**Requirement:** Each line of the listing that contains the word "dash" is to be copied.

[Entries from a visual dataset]
---*---

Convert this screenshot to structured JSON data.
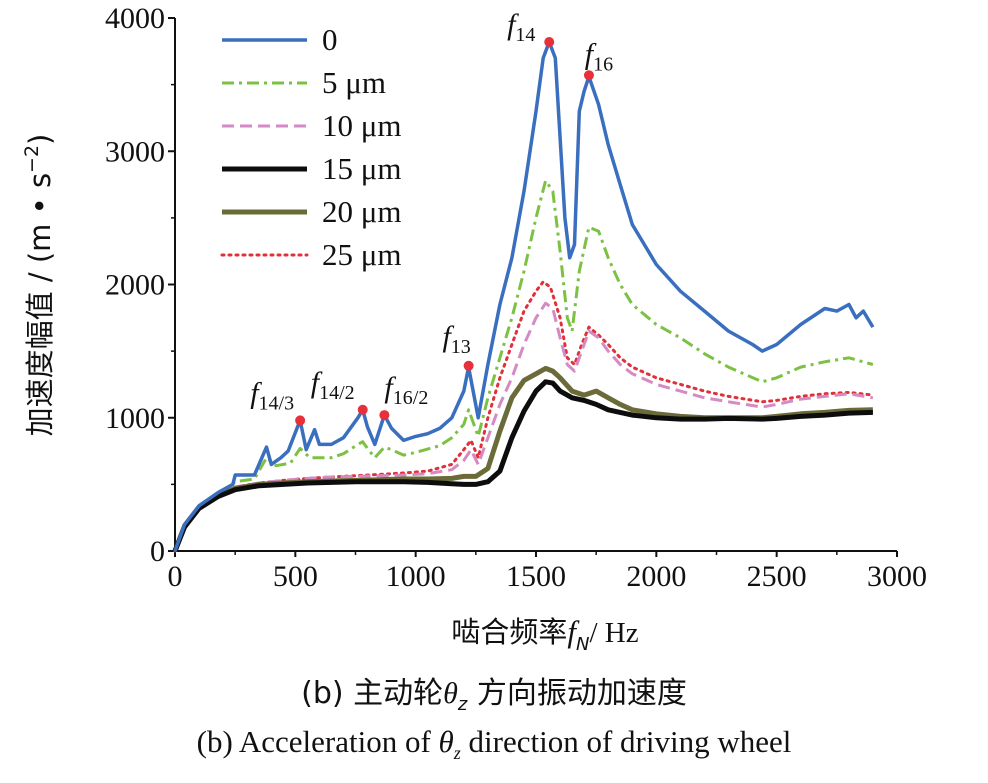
{
  "chart_data": {
    "type": "line",
    "xlabel": "啮合频率",
    "xlabel_var": "f",
    "xlabel_sub": "N",
    "xlabel_unit": "/ Hz",
    "ylabel": "加速度幅值 / (m • s",
    "ylabel_sup": "−2",
    "ylabel_end": ")",
    "xlim": [
      0,
      3000
    ],
    "ylim": [
      0,
      4000
    ],
    "xticks": [
      0,
      500,
      1000,
      1500,
      2000,
      2500,
      3000
    ],
    "yticks": [
      0,
      1000,
      2000,
      3000,
      4000
    ],
    "legend_position": "top-left",
    "grid": false,
    "series": [
      {
        "name": "0",
        "color": "#3a6fc0",
        "dash": "solid",
        "points": [
          [
            0,
            0
          ],
          [
            40,
            200
          ],
          [
            100,
            340
          ],
          [
            180,
            440
          ],
          [
            240,
            500
          ],
          [
            250,
            570
          ],
          [
            330,
            570
          ],
          [
            380,
            780
          ],
          [
            400,
            650
          ],
          [
            440,
            700
          ],
          [
            470,
            750
          ],
          [
            520,
            980
          ],
          [
            545,
            760
          ],
          [
            580,
            910
          ],
          [
            600,
            800
          ],
          [
            650,
            800
          ],
          [
            700,
            850
          ],
          [
            760,
            1000
          ],
          [
            780,
            1060
          ],
          [
            800,
            930
          ],
          [
            830,
            800
          ],
          [
            870,
            1020
          ],
          [
            900,
            920
          ],
          [
            950,
            830
          ],
          [
            1000,
            860
          ],
          [
            1050,
            880
          ],
          [
            1100,
            920
          ],
          [
            1150,
            1000
          ],
          [
            1200,
            1200
          ],
          [
            1220,
            1380
          ],
          [
            1260,
            1000
          ],
          [
            1300,
            1400
          ],
          [
            1350,
            1850
          ],
          [
            1400,
            2200
          ],
          [
            1450,
            2700
          ],
          [
            1500,
            3300
          ],
          [
            1530,
            3700
          ],
          [
            1555,
            3820
          ],
          [
            1580,
            3700
          ],
          [
            1600,
            3100
          ],
          [
            1620,
            2500
          ],
          [
            1640,
            2200
          ],
          [
            1660,
            2300
          ],
          [
            1680,
            3300
          ],
          [
            1700,
            3450
          ],
          [
            1720,
            3560
          ],
          [
            1760,
            3350
          ],
          [
            1800,
            3050
          ],
          [
            1850,
            2750
          ],
          [
            1900,
            2450
          ],
          [
            2000,
            2150
          ],
          [
            2100,
            1950
          ],
          [
            2200,
            1800
          ],
          [
            2300,
            1650
          ],
          [
            2400,
            1550
          ],
          [
            2440,
            1500
          ],
          [
            2500,
            1550
          ],
          [
            2600,
            1700
          ],
          [
            2700,
            1820
          ],
          [
            2750,
            1800
          ],
          [
            2800,
            1850
          ],
          [
            2830,
            1750
          ],
          [
            2860,
            1800
          ],
          [
            2900,
            1680
          ]
        ]
      },
      {
        "name": "5 μm",
        "color": "#7cc142",
        "dash": "dashdot",
        "points": [
          [
            0,
            0
          ],
          [
            40,
            200
          ],
          [
            100,
            340
          ],
          [
            180,
            430
          ],
          [
            250,
            520
          ],
          [
            330,
            540
          ],
          [
            380,
            700
          ],
          [
            420,
            640
          ],
          [
            480,
            660
          ],
          [
            520,
            770
          ],
          [
            560,
            700
          ],
          [
            600,
            700
          ],
          [
            650,
            700
          ],
          [
            700,
            730
          ],
          [
            760,
            800
          ],
          [
            780,
            820
          ],
          [
            800,
            770
          ],
          [
            830,
            700
          ],
          [
            870,
            780
          ],
          [
            900,
            760
          ],
          [
            950,
            720
          ],
          [
            1000,
            740
          ],
          [
            1100,
            790
          ],
          [
            1150,
            850
          ],
          [
            1200,
            950
          ],
          [
            1220,
            1060
          ],
          [
            1260,
            860
          ],
          [
            1300,
            1150
          ],
          [
            1350,
            1450
          ],
          [
            1400,
            1750
          ],
          [
            1450,
            2100
          ],
          [
            1500,
            2500
          ],
          [
            1540,
            2780
          ],
          [
            1570,
            2700
          ],
          [
            1600,
            2250
          ],
          [
            1630,
            1750
          ],
          [
            1650,
            1650
          ],
          [
            1680,
            2100
          ],
          [
            1720,
            2430
          ],
          [
            1760,
            2400
          ],
          [
            1800,
            2200
          ],
          [
            1850,
            2000
          ],
          [
            1900,
            1850
          ],
          [
            2000,
            1700
          ],
          [
            2100,
            1600
          ],
          [
            2200,
            1480
          ],
          [
            2300,
            1380
          ],
          [
            2440,
            1270
          ],
          [
            2500,
            1300
          ],
          [
            2600,
            1380
          ],
          [
            2700,
            1420
          ],
          [
            2800,
            1450
          ],
          [
            2900,
            1400
          ]
        ]
      },
      {
        "name": "10 μm",
        "color": "#d58ac4",
        "dash": "dash",
        "points": [
          [
            0,
            0
          ],
          [
            40,
            190
          ],
          [
            100,
            330
          ],
          [
            180,
            420
          ],
          [
            250,
            480
          ],
          [
            350,
            510
          ],
          [
            450,
            530
          ],
          [
            550,
            545
          ],
          [
            650,
            555
          ],
          [
            750,
            560
          ],
          [
            850,
            565
          ],
          [
            950,
            570
          ],
          [
            1050,
            580
          ],
          [
            1150,
            610
          ],
          [
            1200,
            680
          ],
          [
            1230,
            760
          ],
          [
            1260,
            650
          ],
          [
            1300,
            850
          ],
          [
            1350,
            1100
          ],
          [
            1400,
            1300
          ],
          [
            1450,
            1550
          ],
          [
            1500,
            1750
          ],
          [
            1540,
            1860
          ],
          [
            1570,
            1820
          ],
          [
            1600,
            1600
          ],
          [
            1630,
            1400
          ],
          [
            1660,
            1350
          ],
          [
            1690,
            1500
          ],
          [
            1720,
            1650
          ],
          [
            1760,
            1600
          ],
          [
            1800,
            1500
          ],
          [
            1850,
            1400
          ],
          [
            1900,
            1330
          ],
          [
            2000,
            1250
          ],
          [
            2100,
            1200
          ],
          [
            2200,
            1150
          ],
          [
            2300,
            1120
          ],
          [
            2440,
            1080
          ],
          [
            2500,
            1100
          ],
          [
            2600,
            1140
          ],
          [
            2700,
            1160
          ],
          [
            2800,
            1180
          ],
          [
            2900,
            1150
          ]
        ]
      },
      {
        "name": "15 μm",
        "color": "#0d0d0d",
        "dash": "solid-thick",
        "points": [
          [
            0,
            0
          ],
          [
            40,
            180
          ],
          [
            100,
            320
          ],
          [
            180,
            410
          ],
          [
            250,
            460
          ],
          [
            350,
            490
          ],
          [
            450,
            500
          ],
          [
            550,
            510
          ],
          [
            650,
            515
          ],
          [
            750,
            520
          ],
          [
            850,
            520
          ],
          [
            950,
            520
          ],
          [
            1050,
            515
          ],
          [
            1150,
            505
          ],
          [
            1200,
            500
          ],
          [
            1250,
            500
          ],
          [
            1300,
            520
          ],
          [
            1350,
            600
          ],
          [
            1400,
            850
          ],
          [
            1450,
            1050
          ],
          [
            1500,
            1200
          ],
          [
            1540,
            1270
          ],
          [
            1570,
            1260
          ],
          [
            1600,
            1200
          ],
          [
            1650,
            1150
          ],
          [
            1700,
            1130
          ],
          [
            1750,
            1100
          ],
          [
            1800,
            1060
          ],
          [
            1850,
            1040
          ],
          [
            1900,
            1020
          ],
          [
            2000,
            1000
          ],
          [
            2100,
            990
          ],
          [
            2200,
            990
          ],
          [
            2300,
            995
          ],
          [
            2440,
            990
          ],
          [
            2500,
            995
          ],
          [
            2600,
            1010
          ],
          [
            2700,
            1020
          ],
          [
            2800,
            1035
          ],
          [
            2900,
            1040
          ]
        ]
      },
      {
        "name": "20 μm",
        "color": "#6b6b3a",
        "dash": "solid-thick",
        "points": [
          [
            0,
            0
          ],
          [
            40,
            190
          ],
          [
            100,
            330
          ],
          [
            180,
            420
          ],
          [
            250,
            470
          ],
          [
            350,
            500
          ],
          [
            450,
            510
          ],
          [
            550,
            520
          ],
          [
            650,
            525
          ],
          [
            750,
            530
          ],
          [
            850,
            535
          ],
          [
            950,
            540
          ],
          [
            1050,
            540
          ],
          [
            1150,
            545
          ],
          [
            1200,
            560
          ],
          [
            1250,
            560
          ],
          [
            1300,
            620
          ],
          [
            1350,
            900
          ],
          [
            1400,
            1150
          ],
          [
            1450,
            1280
          ],
          [
            1500,
            1330
          ],
          [
            1540,
            1370
          ],
          [
            1570,
            1350
          ],
          [
            1600,
            1300
          ],
          [
            1650,
            1200
          ],
          [
            1700,
            1170
          ],
          [
            1750,
            1200
          ],
          [
            1800,
            1150
          ],
          [
            1850,
            1100
          ],
          [
            1900,
            1060
          ],
          [
            2000,
            1030
          ],
          [
            2100,
            1010
          ],
          [
            2200,
            1000
          ],
          [
            2300,
            1000
          ],
          [
            2440,
            1000
          ],
          [
            2500,
            1010
          ],
          [
            2600,
            1030
          ],
          [
            2700,
            1040
          ],
          [
            2800,
            1055
          ],
          [
            2900,
            1060
          ]
        ]
      },
      {
        "name": "25 μm",
        "color": "#e0303a",
        "dash": "dot",
        "points": [
          [
            0,
            0
          ],
          [
            40,
            190
          ],
          [
            100,
            330
          ],
          [
            180,
            420
          ],
          [
            250,
            480
          ],
          [
            350,
            510
          ],
          [
            450,
            530
          ],
          [
            550,
            545
          ],
          [
            650,
            555
          ],
          [
            750,
            565
          ],
          [
            850,
            575
          ],
          [
            950,
            585
          ],
          [
            1050,
            600
          ],
          [
            1150,
            650
          ],
          [
            1200,
            760
          ],
          [
            1230,
            830
          ],
          [
            1260,
            700
          ],
          [
            1300,
            1000
          ],
          [
            1350,
            1300
          ],
          [
            1400,
            1550
          ],
          [
            1450,
            1800
          ],
          [
            1500,
            1950
          ],
          [
            1530,
            2020
          ],
          [
            1560,
            1980
          ],
          [
            1600,
            1750
          ],
          [
            1630,
            1450
          ],
          [
            1660,
            1400
          ],
          [
            1690,
            1550
          ],
          [
            1720,
            1680
          ],
          [
            1760,
            1620
          ],
          [
            1800,
            1550
          ],
          [
            1850,
            1450
          ],
          [
            1900,
            1380
          ],
          [
            2000,
            1300
          ],
          [
            2100,
            1250
          ],
          [
            2200,
            1200
          ],
          [
            2300,
            1160
          ],
          [
            2440,
            1120
          ],
          [
            2500,
            1130
          ],
          [
            2600,
            1160
          ],
          [
            2700,
            1180
          ],
          [
            2800,
            1190
          ],
          [
            2900,
            1170
          ]
        ]
      }
    ],
    "peaks": [
      {
        "label": "f",
        "sub": "14/3",
        "x": 520,
        "y": 980
      },
      {
        "label": "f",
        "sub": "14/2",
        "x": 780,
        "y": 1060
      },
      {
        "label": "f",
        "sub": "16/2",
        "x": 870,
        "y": 1020
      },
      {
        "label": "f",
        "sub": "13",
        "x": 1220,
        "y": 1390
      },
      {
        "label": "f",
        "sub": "14",
        "x": 1555,
        "y": 3820
      },
      {
        "label": "f",
        "sub": "16",
        "x": 1720,
        "y": 3570
      }
    ]
  },
  "captions": {
    "cn_pre": "(b) 主动轮",
    "cn_var": "θ",
    "cn_sub": "z",
    "cn_post": " 方向振动加速度",
    "en_pre": "(b) Acceleration of ",
    "en_var": "θ",
    "en_sub": "z",
    "en_post": " direction of driving wheel"
  }
}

---*---

**Task response:**
        "dash": "solid",
        "dash": "dashdot",
        "dash": "dash",
        "dash": "solid-thick",
        "dash": "solid-thick",
        "dash": "dot",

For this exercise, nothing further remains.